# [Supplied data]
****

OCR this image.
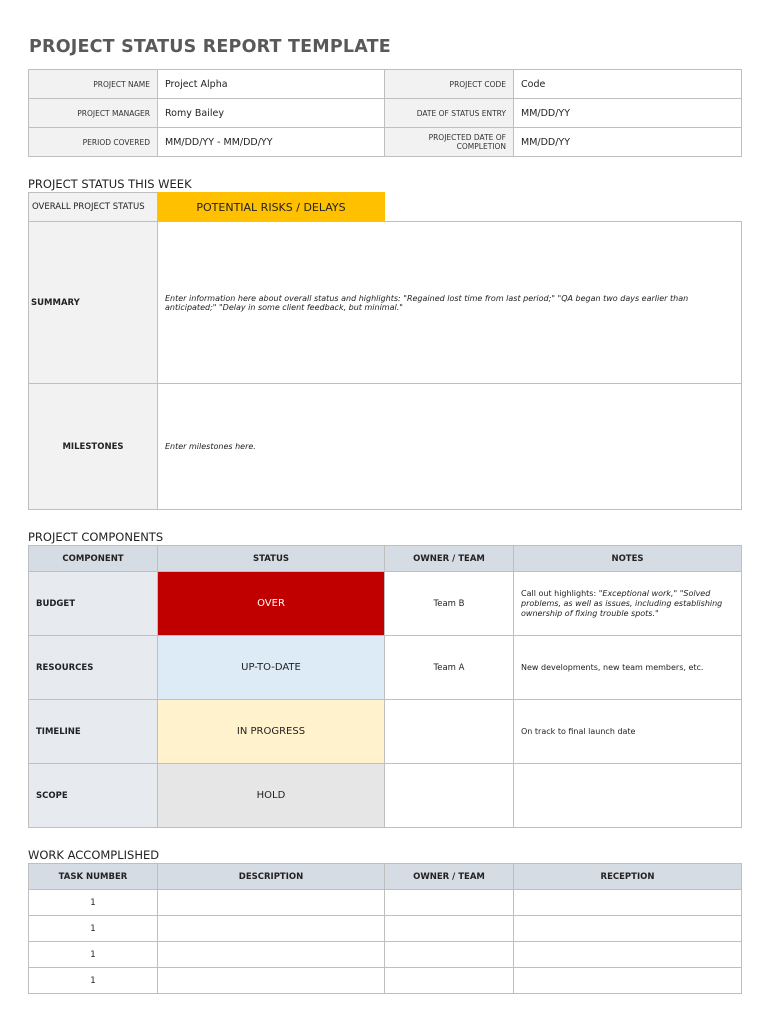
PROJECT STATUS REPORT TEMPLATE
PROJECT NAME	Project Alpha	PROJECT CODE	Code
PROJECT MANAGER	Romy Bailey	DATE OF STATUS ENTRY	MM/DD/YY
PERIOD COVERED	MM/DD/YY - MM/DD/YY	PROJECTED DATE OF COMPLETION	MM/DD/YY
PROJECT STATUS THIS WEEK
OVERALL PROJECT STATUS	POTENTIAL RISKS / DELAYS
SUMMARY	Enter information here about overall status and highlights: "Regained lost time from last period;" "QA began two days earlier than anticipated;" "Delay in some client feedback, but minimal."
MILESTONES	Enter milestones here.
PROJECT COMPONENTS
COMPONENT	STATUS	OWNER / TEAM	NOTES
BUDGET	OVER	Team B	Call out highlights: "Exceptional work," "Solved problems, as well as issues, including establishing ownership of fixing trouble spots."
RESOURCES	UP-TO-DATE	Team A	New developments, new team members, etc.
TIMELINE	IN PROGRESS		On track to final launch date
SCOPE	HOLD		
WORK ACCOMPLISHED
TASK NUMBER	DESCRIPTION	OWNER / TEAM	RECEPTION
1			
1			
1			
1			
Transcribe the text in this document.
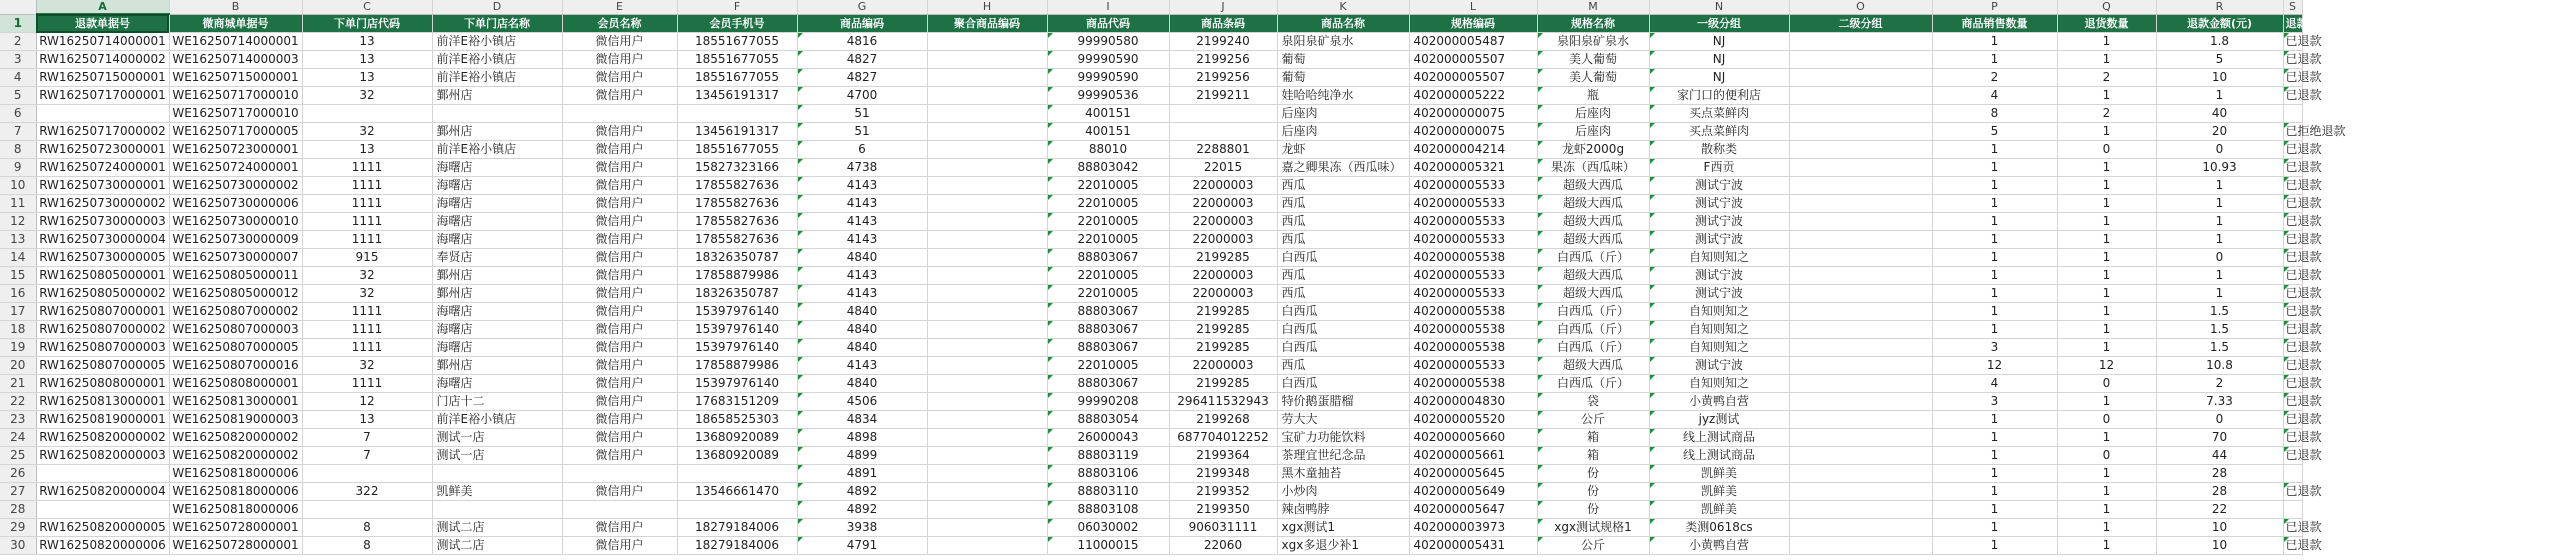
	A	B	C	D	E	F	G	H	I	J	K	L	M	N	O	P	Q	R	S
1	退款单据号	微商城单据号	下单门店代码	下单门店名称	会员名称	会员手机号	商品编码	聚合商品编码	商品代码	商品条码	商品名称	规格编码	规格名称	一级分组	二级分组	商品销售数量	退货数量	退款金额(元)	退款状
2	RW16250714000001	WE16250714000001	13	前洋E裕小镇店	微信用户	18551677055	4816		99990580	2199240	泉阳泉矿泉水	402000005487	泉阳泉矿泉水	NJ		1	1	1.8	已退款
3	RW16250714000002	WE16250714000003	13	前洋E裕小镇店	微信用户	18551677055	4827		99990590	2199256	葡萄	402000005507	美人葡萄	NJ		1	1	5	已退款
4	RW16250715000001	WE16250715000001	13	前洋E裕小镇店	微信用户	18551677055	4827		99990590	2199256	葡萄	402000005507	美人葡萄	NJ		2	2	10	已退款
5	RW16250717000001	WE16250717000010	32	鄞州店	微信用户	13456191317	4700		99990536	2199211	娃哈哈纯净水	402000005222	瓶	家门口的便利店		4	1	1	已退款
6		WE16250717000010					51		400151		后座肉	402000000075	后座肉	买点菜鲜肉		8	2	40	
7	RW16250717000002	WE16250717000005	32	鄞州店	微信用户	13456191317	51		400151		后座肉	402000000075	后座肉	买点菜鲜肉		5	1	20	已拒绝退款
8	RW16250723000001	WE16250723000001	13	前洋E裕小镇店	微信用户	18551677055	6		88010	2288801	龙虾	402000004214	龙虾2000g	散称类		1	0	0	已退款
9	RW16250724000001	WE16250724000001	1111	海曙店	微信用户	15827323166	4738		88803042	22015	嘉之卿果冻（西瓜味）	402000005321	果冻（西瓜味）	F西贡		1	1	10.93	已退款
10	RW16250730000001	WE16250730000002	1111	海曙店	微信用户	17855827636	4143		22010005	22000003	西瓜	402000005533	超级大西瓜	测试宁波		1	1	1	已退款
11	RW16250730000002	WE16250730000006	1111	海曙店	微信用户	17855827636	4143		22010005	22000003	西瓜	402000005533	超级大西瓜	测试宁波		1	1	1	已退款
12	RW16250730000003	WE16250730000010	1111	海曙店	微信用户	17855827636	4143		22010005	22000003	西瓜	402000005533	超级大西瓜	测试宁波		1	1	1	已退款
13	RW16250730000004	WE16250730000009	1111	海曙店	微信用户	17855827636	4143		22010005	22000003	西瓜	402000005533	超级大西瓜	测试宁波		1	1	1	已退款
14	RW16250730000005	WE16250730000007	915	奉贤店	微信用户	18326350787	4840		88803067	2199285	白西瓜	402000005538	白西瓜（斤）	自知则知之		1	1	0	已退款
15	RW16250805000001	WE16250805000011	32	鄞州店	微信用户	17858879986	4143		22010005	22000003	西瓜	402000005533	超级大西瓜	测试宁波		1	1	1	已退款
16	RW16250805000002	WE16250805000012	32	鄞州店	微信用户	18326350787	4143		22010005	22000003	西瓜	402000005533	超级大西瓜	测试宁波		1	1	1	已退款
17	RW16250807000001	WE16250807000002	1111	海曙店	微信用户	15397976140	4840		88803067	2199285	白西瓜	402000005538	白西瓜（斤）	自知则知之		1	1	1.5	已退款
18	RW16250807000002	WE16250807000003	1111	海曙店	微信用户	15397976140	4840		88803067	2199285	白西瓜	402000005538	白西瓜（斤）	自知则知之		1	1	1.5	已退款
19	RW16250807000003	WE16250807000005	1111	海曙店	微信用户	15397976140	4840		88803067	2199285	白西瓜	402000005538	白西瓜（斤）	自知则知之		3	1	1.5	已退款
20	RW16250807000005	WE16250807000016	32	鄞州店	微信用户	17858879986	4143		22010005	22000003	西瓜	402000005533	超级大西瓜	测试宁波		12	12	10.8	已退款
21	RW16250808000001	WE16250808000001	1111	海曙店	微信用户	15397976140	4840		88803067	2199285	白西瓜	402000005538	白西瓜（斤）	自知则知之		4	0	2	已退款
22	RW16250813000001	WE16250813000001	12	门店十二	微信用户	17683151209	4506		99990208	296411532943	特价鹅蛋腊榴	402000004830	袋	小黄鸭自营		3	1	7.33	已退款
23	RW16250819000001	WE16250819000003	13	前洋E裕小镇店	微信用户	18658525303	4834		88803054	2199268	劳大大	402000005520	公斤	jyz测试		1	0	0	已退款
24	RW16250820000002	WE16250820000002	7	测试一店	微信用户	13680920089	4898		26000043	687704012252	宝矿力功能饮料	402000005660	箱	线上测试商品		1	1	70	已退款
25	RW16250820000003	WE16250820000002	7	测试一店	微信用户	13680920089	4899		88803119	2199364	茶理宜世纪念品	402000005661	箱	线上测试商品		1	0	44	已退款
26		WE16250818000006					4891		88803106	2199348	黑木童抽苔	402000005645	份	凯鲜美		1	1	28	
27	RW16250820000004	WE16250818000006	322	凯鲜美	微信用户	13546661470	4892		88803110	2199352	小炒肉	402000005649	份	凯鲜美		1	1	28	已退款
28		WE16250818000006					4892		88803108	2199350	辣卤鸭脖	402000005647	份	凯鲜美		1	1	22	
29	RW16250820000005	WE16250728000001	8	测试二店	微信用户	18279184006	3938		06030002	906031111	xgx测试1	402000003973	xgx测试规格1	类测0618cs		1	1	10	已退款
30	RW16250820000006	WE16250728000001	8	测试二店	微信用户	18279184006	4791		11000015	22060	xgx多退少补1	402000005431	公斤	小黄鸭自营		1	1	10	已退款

****

# [Task]
Make an exact copy of the data above, pictures excluded.

# [Exercise output]
OCR this image.
PROJECT STATUS REPORT TEMPLATE
PROJECT NAME	Project Alpha	PROJECT CODE	Code
PROJECT MANAGER	Romy Bailey	DATE OF STATUS ENTRY	MM/DD/YY
PERIOD COVERED	MM/DD/YY - MM/DD/YY	PROJECTED DATE OF COMPLETION	MM/DD/YY
PROJECT STATUS THIS WEEK
OVERALL PROJECT STATUS	POTENTIAL RISKS / DELAYS
SUMMARY	Enter information here about overall status and highlights: "Regained lost time from last period;" "QA began two days earlier than anticipated;" "Delay in some client feedback, but minimal."
MILESTONES	Enter milestones here.
PROJECT COMPONENTS
COMPONENT	STATUS	OWNER / TEAM	NOTES
BUDGET	OVER	Team B	Call out highlights: "Exceptional work," "Solved problems, as well as issues, including establishing ownership of fixing trouble spots."
RESOURCES	UP-TO-DATE	Team A	New developments, new team members, etc.
TIMELINE	IN PROGRESS		On track to final launch date
SCOPE	HOLD		
WORK ACCOMPLISHED
TASK NUMBER	DESCRIPTION	OWNER / TEAM	RECEPTION
1			
1			
1			
1			
Transcribe the text in this document.
	A	B	C	D	E	F	G	H	I	J	K	L	M	N	O	P	Q	R	S
1	退款单据号	微商城单据号	下单门店代码	下单门店名称	会员名称	会员手机号	商品编码	聚合商品编码	商品代码	商品条码	商品名称	规格编码	规格名称	一级分组	二级分组	商品销售数量	退货数量	退款金额(元)	退款状
2	RW16250714000001	WE16250714000001	13	前洋E裕小镇店	微信用户	18551677055	4816		99990580	2199240	泉阳泉矿泉水	402000005487	泉阳泉矿泉水	NJ		1	1	1.8	已退款
3	RW16250714000002	WE16250714000003	13	前洋E裕小镇店	微信用户	18551677055	4827		99990590	2199256	葡萄	402000005507	美人葡萄	NJ		1	1	5	已退款
4	RW16250715000001	WE16250715000001	13	前洋E裕小镇店	微信用户	18551677055	4827		99990590	2199256	葡萄	402000005507	美人葡萄	NJ		2	2	10	已退款
5	RW16250717000001	WE16250717000010	32	鄞州店	微信用户	13456191317	4700		99990536	2199211	娃哈哈纯净水	402000005222	瓶	家门口的便利店		4	1	1	已退款
6		WE16250717000010					51		400151		后座肉	402000000075	后座肉	买点菜鲜肉		8	2	40	
7	RW16250717000002	WE16250717000005	32	鄞州店	微信用户	13456191317	51		400151		后座肉	402000000075	后座肉	买点菜鲜肉		5	1	20	已拒绝退款
8	RW16250723000001	WE16250723000001	13	前洋E裕小镇店	微信用户	18551677055	6		88010	2288801	龙虾	402000004214	龙虾2000g	散称类		1	0	0	已退款
9	RW16250724000001	WE16250724000001	1111	海曙店	微信用户	15827323166	4738		88803042	22015	嘉之卿果冻（西瓜味）	402000005321	果冻（西瓜味）	F西贡		1	1	10.93	已退款
10	RW16250730000001	WE16250730000002	1111	海曙店	微信用户	17855827636	4143		22010005	22000003	西瓜	402000005533	超级大西瓜	测试宁波		1	1	1	已退款
11	RW16250730000002	WE16250730000006	1111	海曙店	微信用户	17855827636	4143		22010005	22000003	西瓜	402000005533	超级大西瓜	测试宁波		1	1	1	已退款
12	RW16250730000003	WE16250730000010	1111	海曙店	微信用户	17855827636	4143		22010005	22000003	西瓜	402000005533	超级大西瓜	测试宁波		1	1	1	已退款
13	RW16250730000004	WE16250730000009	1111	海曙店	微信用户	17855827636	4143		22010005	22000003	西瓜	402000005533	超级大西瓜	测试宁波		1	1	1	已退款
14	RW16250730000005	WE16250730000007	915	奉贤店	微信用户	18326350787	4840		88803067	2199285	白西瓜	402000005538	白西瓜（斤）	自知则知之		1	1	0	已退款
15	RW16250805000001	WE16250805000011	32	鄞州店	微信用户	17858879986	4143		22010005	22000003	西瓜	402000005533	超级大西瓜	测试宁波		1	1	1	已退款
16	RW16250805000002	WE16250805000012	32	鄞州店	微信用户	18326350787	4143		22010005	22000003	西瓜	402000005533	超级大西瓜	测试宁波		1	1	1	已退款
17	RW16250807000001	WE16250807000002	1111	海曙店	微信用户	15397976140	4840		88803067	2199285	白西瓜	402000005538	白西瓜（斤）	自知则知之		1	1	1.5	已退款
18	RW16250807000002	WE16250807000003	1111	海曙店	微信用户	15397976140	4840		88803067	2199285	白西瓜	402000005538	白西瓜（斤）	自知则知之		1	1	1.5	已退款
19	RW16250807000003	WE16250807000005	1111	海曙店	微信用户	15397976140	4840		88803067	2199285	白西瓜	402000005538	白西瓜（斤）	自知则知之		3	1	1.5	已退款
20	RW16250807000005	WE16250807000016	32	鄞州店	微信用户	17858879986	4143		22010005	22000003	西瓜	402000005533	超级大西瓜	测试宁波		12	12	10.8	已退款
21	RW16250808000001	WE16250808000001	1111	海曙店	微信用户	15397976140	4840		88803067	2199285	白西瓜	402000005538	白西瓜（斤）	自知则知之		4	0	2	已退款
22	RW16250813000001	WE16250813000001	12	门店十二	微信用户	17683151209	4506		99990208	296411532943	特价鹅蛋腊榴	402000004830	袋	小黄鸭自营		3	1	7.33	已退款
23	RW16250819000001	WE16250819000003	13	前洋E裕小镇店	微信用户	18658525303	4834		88803054	2199268	劳大大	402000005520	公斤	jyz测试		1	0	0	已退款
24	RW16250820000002	WE16250820000002	7	测试一店	微信用户	13680920089	4898		26000043	687704012252	宝矿力功能饮料	402000005660	箱	线上测试商品		1	1	70	已退款
25	RW16250820000003	WE16250820000002	7	测试一店	微信用户	13680920089	4899		88803119	2199364	茶理宜世纪念品	402000005661	箱	线上测试商品		1	0	44	已退款
26		WE16250818000006					4891		88803106	2199348	黑木童抽苔	402000005645	份	凯鲜美		1	1	28	
27	RW16250820000004	WE16250818000006	322	凯鲜美	微信用户	13546661470	4892		88803110	2199352	小炒肉	402000005649	份	凯鲜美		1	1	28	已退款
28		WE16250818000006					4892		88803108	2199350	辣卤鸭脖	402000005647	份	凯鲜美		1	1	22	
29	RW16250820000005	WE16250728000001	8	测试二店	微信用户	18279184006	3938		06030002	906031111	xgx测试1	402000003973	xgx测试规格1	类测0618cs		1	1	10	已退款
30	RW16250820000006	WE16250728000001	8	测试二店	微信用户	18279184006	4791		11000015	22060	xgx多退少补1	402000005431	公斤	小黄鸭自营		1	1	10	已退款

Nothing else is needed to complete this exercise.